Collected data:
* * * * * * * * *
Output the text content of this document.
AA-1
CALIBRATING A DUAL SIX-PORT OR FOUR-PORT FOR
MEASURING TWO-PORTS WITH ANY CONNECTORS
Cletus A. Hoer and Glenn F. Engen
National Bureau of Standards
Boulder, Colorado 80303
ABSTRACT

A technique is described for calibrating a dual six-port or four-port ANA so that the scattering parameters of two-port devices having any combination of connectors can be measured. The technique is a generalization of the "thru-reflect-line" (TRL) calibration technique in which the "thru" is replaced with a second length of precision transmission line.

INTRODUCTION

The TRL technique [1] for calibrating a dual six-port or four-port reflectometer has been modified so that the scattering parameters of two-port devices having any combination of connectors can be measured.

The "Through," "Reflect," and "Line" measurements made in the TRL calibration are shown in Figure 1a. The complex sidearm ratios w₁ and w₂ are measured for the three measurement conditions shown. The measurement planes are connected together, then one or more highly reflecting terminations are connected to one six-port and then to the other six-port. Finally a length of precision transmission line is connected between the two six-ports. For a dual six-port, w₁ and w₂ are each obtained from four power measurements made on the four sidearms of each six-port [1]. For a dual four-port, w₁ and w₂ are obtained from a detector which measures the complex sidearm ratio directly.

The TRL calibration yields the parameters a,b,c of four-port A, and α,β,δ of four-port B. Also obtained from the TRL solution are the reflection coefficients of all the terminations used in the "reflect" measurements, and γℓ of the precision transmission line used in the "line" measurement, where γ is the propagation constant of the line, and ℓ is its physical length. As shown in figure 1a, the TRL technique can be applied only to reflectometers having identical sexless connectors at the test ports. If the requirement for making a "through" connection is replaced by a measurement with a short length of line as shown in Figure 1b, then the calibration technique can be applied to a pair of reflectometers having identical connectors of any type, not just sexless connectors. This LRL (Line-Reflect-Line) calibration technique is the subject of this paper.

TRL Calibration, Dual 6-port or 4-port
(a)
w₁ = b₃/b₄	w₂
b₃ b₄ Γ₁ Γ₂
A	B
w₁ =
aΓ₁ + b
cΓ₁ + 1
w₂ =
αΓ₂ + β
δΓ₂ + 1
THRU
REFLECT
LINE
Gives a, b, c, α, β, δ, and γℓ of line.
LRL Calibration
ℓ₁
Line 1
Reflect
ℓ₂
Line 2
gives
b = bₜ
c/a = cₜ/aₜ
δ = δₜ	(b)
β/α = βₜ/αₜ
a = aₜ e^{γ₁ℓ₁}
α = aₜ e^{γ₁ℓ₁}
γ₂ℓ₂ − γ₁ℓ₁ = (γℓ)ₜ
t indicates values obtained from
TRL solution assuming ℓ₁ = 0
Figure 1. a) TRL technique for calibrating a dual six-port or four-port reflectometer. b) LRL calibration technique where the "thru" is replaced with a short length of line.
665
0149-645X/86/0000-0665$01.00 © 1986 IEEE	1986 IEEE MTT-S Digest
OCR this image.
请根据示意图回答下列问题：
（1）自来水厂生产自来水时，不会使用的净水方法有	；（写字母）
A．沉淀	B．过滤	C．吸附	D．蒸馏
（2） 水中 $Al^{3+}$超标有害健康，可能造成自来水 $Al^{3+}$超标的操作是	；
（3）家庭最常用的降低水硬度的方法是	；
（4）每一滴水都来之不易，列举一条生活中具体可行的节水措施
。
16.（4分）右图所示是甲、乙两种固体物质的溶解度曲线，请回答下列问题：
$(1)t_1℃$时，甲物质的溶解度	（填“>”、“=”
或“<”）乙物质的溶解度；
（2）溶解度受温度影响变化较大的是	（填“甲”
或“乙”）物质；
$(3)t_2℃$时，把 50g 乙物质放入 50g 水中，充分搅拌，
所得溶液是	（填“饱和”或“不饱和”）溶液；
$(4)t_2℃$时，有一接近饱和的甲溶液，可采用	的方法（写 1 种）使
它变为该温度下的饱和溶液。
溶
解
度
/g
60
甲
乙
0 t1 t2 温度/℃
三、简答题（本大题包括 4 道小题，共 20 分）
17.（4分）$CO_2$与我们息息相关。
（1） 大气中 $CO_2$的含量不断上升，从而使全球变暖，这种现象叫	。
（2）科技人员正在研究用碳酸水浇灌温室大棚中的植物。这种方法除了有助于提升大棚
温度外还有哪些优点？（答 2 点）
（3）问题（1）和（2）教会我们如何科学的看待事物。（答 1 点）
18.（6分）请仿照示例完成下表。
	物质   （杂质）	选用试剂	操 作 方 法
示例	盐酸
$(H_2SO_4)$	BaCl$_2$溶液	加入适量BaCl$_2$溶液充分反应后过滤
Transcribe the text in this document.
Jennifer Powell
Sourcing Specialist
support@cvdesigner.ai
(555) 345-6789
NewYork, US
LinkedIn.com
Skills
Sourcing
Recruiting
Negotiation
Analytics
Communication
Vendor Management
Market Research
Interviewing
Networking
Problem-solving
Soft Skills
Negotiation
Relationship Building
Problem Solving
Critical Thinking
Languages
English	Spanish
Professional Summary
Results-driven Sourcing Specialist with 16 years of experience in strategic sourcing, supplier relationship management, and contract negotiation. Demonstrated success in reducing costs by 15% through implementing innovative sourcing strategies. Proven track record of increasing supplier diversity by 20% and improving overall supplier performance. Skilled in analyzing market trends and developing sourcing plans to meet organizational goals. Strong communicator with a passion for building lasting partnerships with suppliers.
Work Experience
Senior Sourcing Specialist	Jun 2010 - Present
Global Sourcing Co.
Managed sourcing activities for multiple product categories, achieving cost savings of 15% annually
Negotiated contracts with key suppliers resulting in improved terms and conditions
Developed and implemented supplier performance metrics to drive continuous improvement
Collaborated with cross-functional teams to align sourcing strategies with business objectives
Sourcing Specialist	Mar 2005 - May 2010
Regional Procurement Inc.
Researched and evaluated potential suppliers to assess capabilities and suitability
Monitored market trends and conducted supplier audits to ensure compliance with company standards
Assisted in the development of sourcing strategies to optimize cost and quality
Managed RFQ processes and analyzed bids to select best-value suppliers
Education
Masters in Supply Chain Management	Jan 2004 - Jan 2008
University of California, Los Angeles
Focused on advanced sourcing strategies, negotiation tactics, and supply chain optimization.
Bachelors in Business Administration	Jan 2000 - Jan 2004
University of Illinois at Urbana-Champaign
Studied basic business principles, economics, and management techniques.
* * * * * * * * *
=== Given request ===
Copy out each record, keeping every word as it is.

=== Finished exercise ===
Output the text content of this document.
AA-1
CALIBRATING A DUAL SIX-PORT OR FOUR-PORT FOR
MEASURING TWO-PORTS WITH ANY CONNECTORS
Cletus A. Hoer and Glenn F. Engen
National Bureau of Standards
Boulder, Colorado 80303
ABSTRACT

A technique is described for calibrating a dual six-port or four-port ANA so that the scattering parameters of two-port devices having any combination of connectors can be measured. The technique is a generalization of the "thru-reflect-line" (TRL) calibration technique in which the "thru" is replaced with a second length of precision transmission line.

INTRODUCTION

The TRL technique [1] for calibrating a dual six-port or four-port reflectometer has been modified so that the scattering parameters of two-port devices having any combination of connectors can be measured.

The "Through," "Reflect," and "Line" measurements made in the TRL calibration are shown in Figure 1a. The complex sidearm ratios w₁ and w₂ are measured for the three measurement conditions shown. The measurement planes are connected together, then one or more highly reflecting terminations are connected to one six-port and then to the other six-port. Finally a length of precision transmission line is connected between the two six-ports. For a dual six-port, w₁ and w₂ are each obtained from four power measurements made on the four sidearms of each six-port [1]. For a dual four-port, w₁ and w₂ are obtained from a detector which measures the complex sidearm ratio directly.

The TRL calibration yields the parameters a,b,c of four-port A, and α,β,δ of four-port B. Also obtained from the TRL solution are the reflection coefficients of all the terminations used in the "reflect" measurements, and γℓ of the precision transmission line used in the "line" measurement, where γ is the propagation constant of the line, and ℓ is its physical length. As shown in figure 1a, the TRL technique can be applied only to reflectometers having identical sexless connectors at the test ports. If the requirement for making a "through" connection is replaced by a measurement with a short length of line as shown in Figure 1b, then the calibration technique can be applied to a pair of reflectometers having identical connectors of any type, not just sexless connectors. This LRL (Line-Reflect-Line) calibration technique is the subject of this paper.

TRL Calibration, Dual 6-port or 4-port
(a)
w₁ = b₃/b₄	w₂
b₃ b₄ Γ₁ Γ₂
A	B
w₁ =
aΓ₁ + b
cΓ₁ + 1
w₂ =
αΓ₂ + β
δΓ₂ + 1
THRU
REFLECT
LINE
Gives a, b, c, α, β, δ, and γℓ of line.
LRL Calibration
ℓ₁
Line 1
Reflect
ℓ₂
Line 2
gives
b = bₜ
c/a = cₜ/aₜ
δ = δₜ	(b)
β/α = βₜ/αₜ
a = aₜ e^{γ₁ℓ₁}
α = aₜ e^{γ₁ℓ₁}
γ₂ℓ₂ − γ₁ℓ₁ = (γℓ)ₜ
t indicates values obtained from
TRL solution assuming ℓ₁ = 0
Figure 1. a) TRL technique for calibrating a dual six-port or four-port reflectometer. b) LRL calibration technique where the "thru" is replaced with a short length of line.
665
0149-645X/86/0000-0665$01.00 © 1986 IEEE	1986 IEEE MTT-S Digest
OCR this image.
请根据示意图回答下列问题：
（1）自来水厂生产自来水时，不会使用的净水方法有	；（写字母）
A．沉淀	B．过滤	C．吸附	D．蒸馏
（2） 水中 $Al^{3+}$超标有害健康，可能造成自来水 $Al^{3+}$超标的操作是	；
（3）家庭最常用的降低水硬度的方法是	；
（4）每一滴水都来之不易，列举一条生活中具体可行的节水措施
。
16.（4分）右图所示是甲、乙两种固体物质的溶解度曲线，请回答下列问题：
$(1)t_1℃$时，甲物质的溶解度	（填“>”、“=”
或“<”）乙物质的溶解度；
（2）溶解度受温度影响变化较大的是	（填“甲”
或“乙”）物质；
$(3)t_2℃$时，把 50g 乙物质放入 50g 水中，充分搅拌，
所得溶液是	（填“饱和”或“不饱和”）溶液；
$(4)t_2℃$时，有一接近饱和的甲溶液，可采用	的方法（写 1 种）使
它变为该温度下的饱和溶液。
溶
解
度
/g
60
甲
乙
0 t1 t2 温度/℃
三、简答题（本大题包括 4 道小题，共 20 分）
17.（4分）$CO_2$与我们息息相关。
（1） 大气中 $CO_2$的含量不断上升，从而使全球变暖，这种现象叫	。
（2）科技人员正在研究用碳酸水浇灌温室大棚中的植物。这种方法除了有助于提升大棚
温度外还有哪些优点？（答 2 点）
（3）问题（1）和（2）教会我们如何科学的看待事物。（答 1 点）
18.（6分）请仿照示例完成下表。
	物质   （杂质）	选用试剂	操 作 方 法
示例	盐酸
$(H_2SO_4)$	BaCl$_2$溶液	加入适量BaCl$_2$溶液充分反应后过滤
Transcribe the text in this document.
Jennifer Powell
Sourcing Specialist
support@cvdesigner.ai
(555) 345-6789
NewYork, US
LinkedIn.com
Skills
Sourcing
Recruiting
Negotiation
Analytics
Communication
Vendor Management
Market Research
Interviewing
Networking
Problem-solving
Soft Skills
Negotiation
Relationship Building
Problem Solving
Critical Thinking
Languages
English	Spanish
Professional Summary
Results-driven Sourcing Specialist with 16 years of experience in strategic sourcing, supplier relationship management, and contract negotiation. Demonstrated success in reducing costs by 15% through implementing innovative sourcing strategies. Proven track record of increasing supplier diversity by 20% and improving overall supplier performance. Skilled in analyzing market trends and developing sourcing plans to meet organizational goals. Strong communicator with a passion for building lasting partnerships with suppliers.
Work Experience
Senior Sourcing Specialist	Jun 2010 - Present
Global Sourcing Co.
Managed sourcing activities for multiple product categories, achieving cost savings of 15% annually
Negotiated contracts with key suppliers resulting in improved terms and conditions
Developed and implemented supplier performance metrics to drive continuous improvement
Collaborated with cross-functional teams to align sourcing strategies with business objectives
Sourcing Specialist	Mar 2005 - May 2010
Regional Procurement Inc.
Researched and evaluated potential suppliers to assess capabilities and suitability
Monitored market trends and conducted supplier audits to ensure compliance with company standards
Assisted in the development of sourcing strategies to optimize cost and quality
Managed RFQ processes and analyzed bids to select best-value suppliers
Education
Masters in Supply Chain Management	Jan 2004 - Jan 2008
University of California, Los Angeles
Focused on advanced sourcing strategies, negotiation tactics, and supply chain optimization.
Bachelors in Business Administration	Jan 2000 - Jan 2004
University of Illinois at Urbana-Champaign
Studied basic business principles, economics, and management techniques.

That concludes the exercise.